Tally the lines of the listing that contain the word "content", then give the total and nothing else.

==== RECORDS FOR PROCESSING

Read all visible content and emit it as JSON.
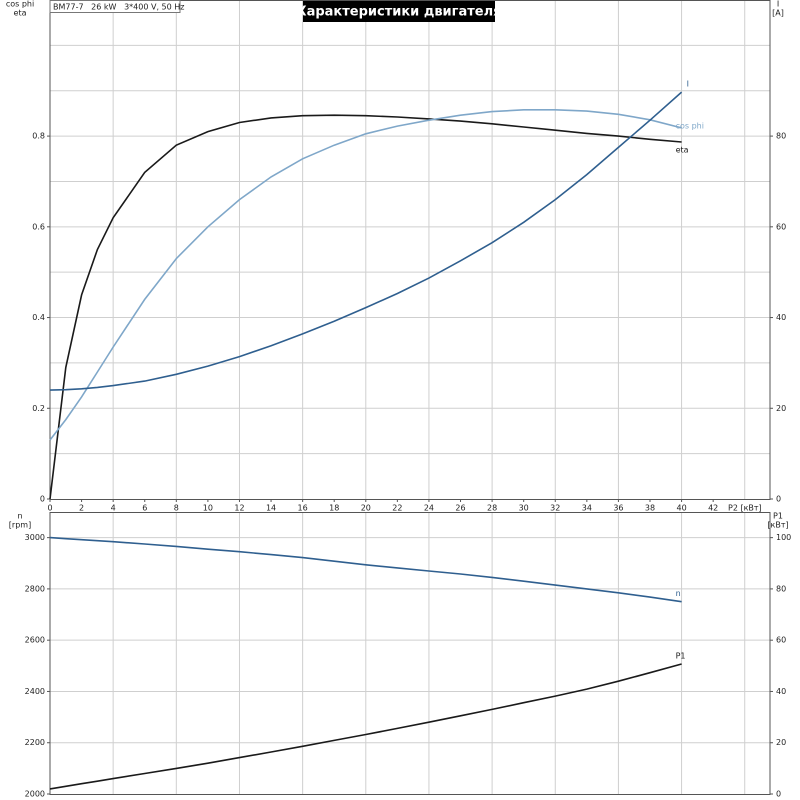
{
  "chart_data": [
    {
      "type": "line",
      "title": "Характеристики двигателя",
      "subtitle": "BM77-7   26 kW   3*400 V, 50 Hz",
      "xlabel": "P2 [кВт]",
      "ylabel_lines": [
        "cos phi",
        "eta"
      ],
      "y2label_lines": [
        "I",
        "[A]"
      ],
      "x": [
        0,
        1,
        2,
        3,
        4,
        6,
        8,
        10,
        12,
        14,
        16,
        18,
        20,
        22,
        24,
        26,
        28,
        30,
        32,
        34,
        36,
        38,
        40
      ],
      "xlim": [
        0,
        45.6
      ],
      "xticks": [
        0,
        2,
        4,
        6,
        8,
        10,
        12,
        14,
        16,
        18,
        20,
        22,
        24,
        26,
        28,
        30,
        32,
        34,
        36,
        38,
        40,
        42
      ],
      "xgrid": [
        4,
        8,
        12,
        16,
        20,
        24,
        28,
        32,
        36,
        40,
        44
      ],
      "ylim": [
        0,
        1.1
      ],
      "yticks": [
        0,
        0.2,
        0.4,
        0.6,
        0.8
      ],
      "ygrid": [
        0.1,
        0.2,
        0.3,
        0.4,
        0.5,
        0.6,
        0.7,
        0.8,
        0.9,
        1.0
      ],
      "y2lim": [
        0,
        110
      ],
      "y2ticks": [
        0,
        20,
        40,
        60,
        80
      ],
      "series": [
        {
          "name": "eta",
          "color": "#1a1a1a",
          "values": [
            0,
            0.29,
            0.45,
            0.55,
            0.62,
            0.72,
            0.78,
            0.81,
            0.83,
            0.84,
            0.845,
            0.846,
            0.845,
            0.842,
            0.838,
            0.833,
            0.827,
            0.82,
            0.813,
            0.806,
            0.8,
            0.793,
            0.787
          ]
        },
        {
          "name": "cos phi",
          "color": "#7fa7c9",
          "values": [
            0.13,
            0.175,
            0.225,
            0.28,
            0.335,
            0.44,
            0.53,
            0.6,
            0.66,
            0.71,
            0.75,
            0.78,
            0.805,
            0.822,
            0.835,
            0.846,
            0.854,
            0.858,
            0.858,
            0.855,
            0.848,
            0.836,
            0.818
          ]
        },
        {
          "name": "I",
          "color": "#2f5f8f",
          "axis": "y2",
          "values": [
            24,
            24.1,
            24.3,
            24.6,
            25,
            26,
            27.5,
            29.3,
            31.4,
            33.8,
            36.4,
            39.2,
            42.2,
            45.3,
            48.7,
            52.5,
            56.5,
            61,
            66,
            71.5,
            77.5,
            83.5,
            89.7
          ]
        }
      ]
    },
    {
      "type": "line",
      "ylabel_lines": [
        "n",
        "[rpm]"
      ],
      "y2label_lines": [
        "P1",
        "[кВт]"
      ],
      "x": [
        0,
        1,
        2,
        3,
        4,
        6,
        8,
        10,
        12,
        14,
        16,
        18,
        20,
        22,
        24,
        26,
        28,
        30,
        32,
        34,
        36,
        38,
        40
      ],
      "xlim": [
        0,
        45.6
      ],
      "xgrid": [
        4,
        8,
        12,
        16,
        20,
        24,
        28,
        32,
        36,
        40,
        44
      ],
      "ylim": [
        2000,
        3100
      ],
      "yticks": [
        2000,
        2200,
        2400,
        2600,
        2800,
        3000
      ],
      "ygrid": [
        2200,
        2400,
        2600,
        2800,
        3000
      ],
      "y2lim": [
        0,
        110
      ],
      "y2ticks": [
        0,
        20,
        40,
        60,
        80,
        100
      ],
      "series": [
        {
          "name": "n",
          "color": "#2f5f8f",
          "values": [
            3000,
            2996,
            2992,
            2988,
            2984,
            2975,
            2966,
            2955,
            2945,
            2934,
            2922,
            2908,
            2894,
            2882,
            2870,
            2858,
            2845,
            2830,
            2815,
            2800,
            2785,
            2768,
            2750
          ]
        },
        {
          "name": "P1",
          "color": "#1a1a1a",
          "axis": "y2",
          "values": [
            2,
            3,
            4,
            5,
            6,
            8,
            10,
            12,
            14.2,
            16.4,
            18.6,
            20.9,
            23.2,
            25.6,
            28,
            30.5,
            33,
            35.6,
            38.2,
            40.9,
            44,
            47.3,
            50.7
          ]
        }
      ]
    }
  ]
}
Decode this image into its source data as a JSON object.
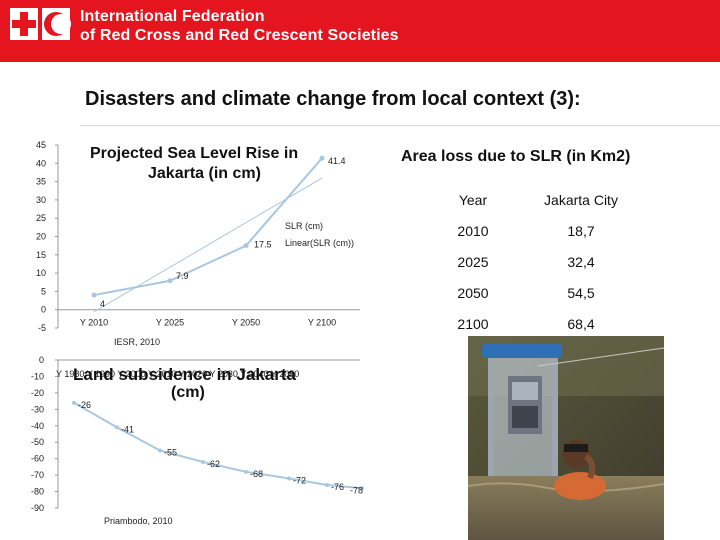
{
  "header": {
    "org_line1": "International Federation",
    "org_line2": "of Red Cross and Red Crescent Societies",
    "brand_color": "#e4151f"
  },
  "slide": {
    "title": "Disasters and climate change from local context (3):"
  },
  "chart_data": [
    {
      "type": "line",
      "title": "Projected Sea Level Rise in Jakarta (in cm)",
      "categories": [
        "Y 2010",
        "Y 2025",
        "Y 2050",
        "Y 2100"
      ],
      "series": [
        {
          "name": "SLR (cm)",
          "values": [
            4,
            7.9,
            17.5,
            41.4
          ]
        }
      ],
      "data_labels": [
        "4",
        "7.9",
        "17.5",
        "41.4"
      ],
      "legend": [
        "SLR (cm)",
        "Linear(SLR (cm))"
      ],
      "ylim": [
        -5,
        45
      ],
      "yticks": [
        "45",
        "40",
        "35",
        "30",
        "25",
        "20",
        "15",
        "10",
        "5",
        "0",
        "-5"
      ],
      "source": "IESR, 2010",
      "color": "#a9c8e0",
      "grid": false
    },
    {
      "type": "line",
      "title": "Land subsidence in Jakarta (cm)",
      "categories": [
        "Y 1980",
        "Y 1990",
        "Y 2000",
        "Y 2010",
        "Y 2020",
        "Y 2030",
        "Y 2040",
        "Y 2050"
      ],
      "category_labels_text": "Y 1980  Y 1990  Y 2000  Y 2010  Y 2020  Y 2030  Y 2040  Y 2050",
      "series": [
        {
          "name": "",
          "values": [
            -26,
            -41,
            -55,
            -62,
            -68,
            -72,
            -76,
            -78
          ]
        }
      ],
      "data_labels": [
        "-26",
        "-41",
        "-55",
        "-62",
        "-68",
        "-72",
        "-76",
        "-78"
      ],
      "ylim": [
        -90,
        0
      ],
      "yticks": [
        "0",
        "-10",
        "-20",
        "-30",
        "-40",
        "-50",
        "-60",
        "-70",
        "-80",
        "-90"
      ],
      "source": "Priambodo, 2010",
      "color": "#a9c8e0",
      "grid": false
    }
  ],
  "area_loss": {
    "title": "Area loss due to SLR (in Km2)",
    "headers": [
      "Year",
      "Jakarta City"
    ],
    "rows": [
      [
        "2010",
        "18,7"
      ],
      [
        "2025",
        "32,4"
      ],
      [
        "2050",
        "54,5"
      ],
      [
        "2100",
        "68,4"
      ]
    ]
  }
}
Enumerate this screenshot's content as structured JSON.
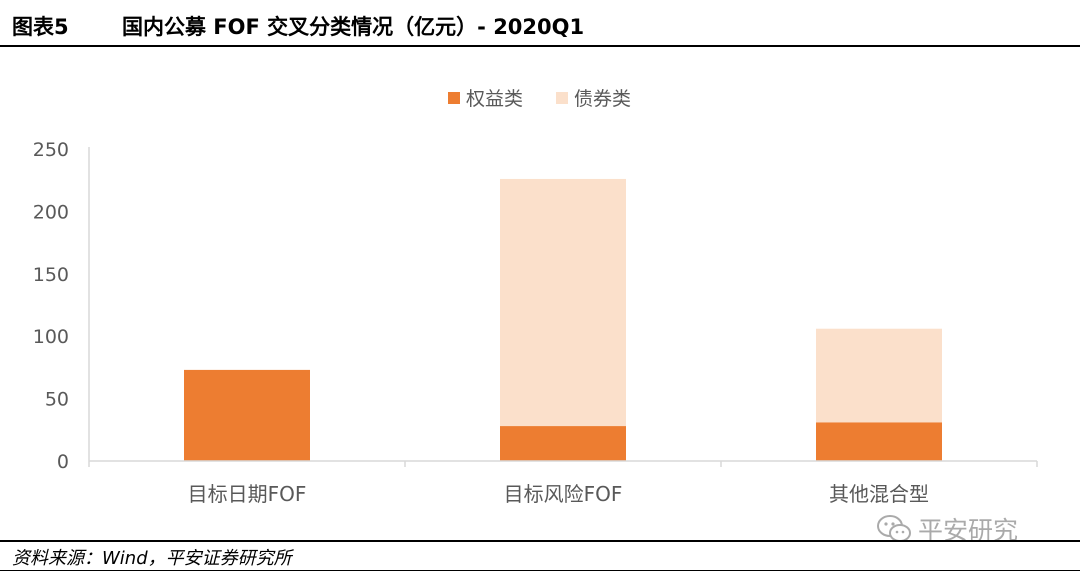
{
  "header": {
    "figure_label": "图表5",
    "title": "国内公募 FOF 交叉分类情况（亿元）- 2020Q1"
  },
  "footer": {
    "source": "资料来源：Wind，平安证券研究所",
    "watermark": "平安研究",
    "watermark_icon": "wechat-icon"
  },
  "colors": {
    "equity": "#ED7D31",
    "bond": "#FBE0CB",
    "axis": "#D9D9D9",
    "tick_text": "#595959"
  },
  "chart_data": {
    "type": "bar",
    "stacked": true,
    "categories": [
      "目标日期FOF",
      "目标风险FOF",
      "其他混合型"
    ],
    "series": [
      {
        "name": "权益类",
        "values": [
          73,
          28,
          31
        ],
        "color": "#ED7D31"
      },
      {
        "name": "债券类",
        "values": [
          0,
          198,
          75
        ],
        "color": "#FBE0CB"
      }
    ],
    "ylim": [
      0,
      250
    ],
    "yticks": [
      0,
      50,
      100,
      150,
      200,
      250
    ],
    "grid": false,
    "legend": "top-center",
    "xlabel": "",
    "ylabel": ""
  }
}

========

RESPONSE BELOW: 2